## Data in this exercise
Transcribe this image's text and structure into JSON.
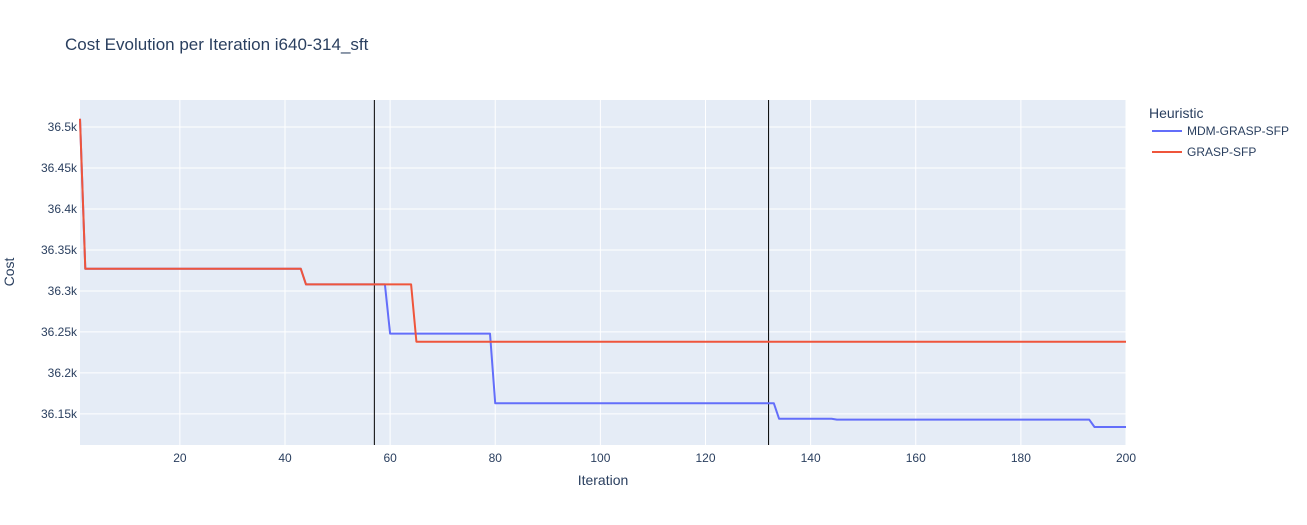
{
  "chart_data": {
    "type": "line",
    "title": "Cost Evolution per Iteration i640-314_sft",
    "xlabel": "Iteration",
    "ylabel": "Cost",
    "xlim": [
      1,
      200
    ],
    "ylim": [
      36112,
      36533
    ],
    "x_ticks": [
      20,
      40,
      60,
      80,
      100,
      120,
      140,
      160,
      180,
      200
    ],
    "y_ticks": [
      {
        "value": 36150,
        "label": "36.15k"
      },
      {
        "value": 36200,
        "label": "36.2k"
      },
      {
        "value": 36250,
        "label": "36.25k"
      },
      {
        "value": 36300,
        "label": "36.3k"
      },
      {
        "value": 36350,
        "label": "36.35k"
      },
      {
        "value": 36400,
        "label": "36.4k"
      },
      {
        "value": 36450,
        "label": "36.45k"
      },
      {
        "value": 36500,
        "label": "36.5k"
      }
    ],
    "grid": true,
    "legend": {
      "title": "Heuristic",
      "placement": "right"
    },
    "vlines": [
      57,
      132
    ],
    "series": [
      {
        "name": "MDM-GRASP-SFP",
        "color": "#636efa",
        "points": [
          [
            1,
            36510
          ],
          [
            2,
            36327
          ],
          [
            43,
            36327
          ],
          [
            44,
            36308
          ],
          [
            59,
            36308
          ],
          [
            60,
            36248
          ],
          [
            79,
            36248
          ],
          [
            80,
            36163
          ],
          [
            133,
            36163
          ],
          [
            134,
            36144
          ],
          [
            144,
            36144
          ],
          [
            145,
            36143
          ],
          [
            193,
            36143
          ],
          [
            194,
            36134
          ],
          [
            200,
            36134
          ]
        ]
      },
      {
        "name": "GRASP-SFP",
        "color": "#ef553b",
        "points": [
          [
            1,
            36510
          ],
          [
            2,
            36327
          ],
          [
            43,
            36327
          ],
          [
            44,
            36308
          ],
          [
            64,
            36308
          ],
          [
            65,
            36238
          ],
          [
            200,
            36238
          ]
        ]
      }
    ]
  },
  "colors": {
    "plot_bg": "#e5ecf6",
    "grid": "#ffffff",
    "text": "#2a3f5f",
    "vline": "#000000"
  }
}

## Set problem
Among the records above, find each line holding the string "text" and pull it out.

## Complete response
Transcribe this image's text and structure into JSON.
    "text": "#2a3f5f",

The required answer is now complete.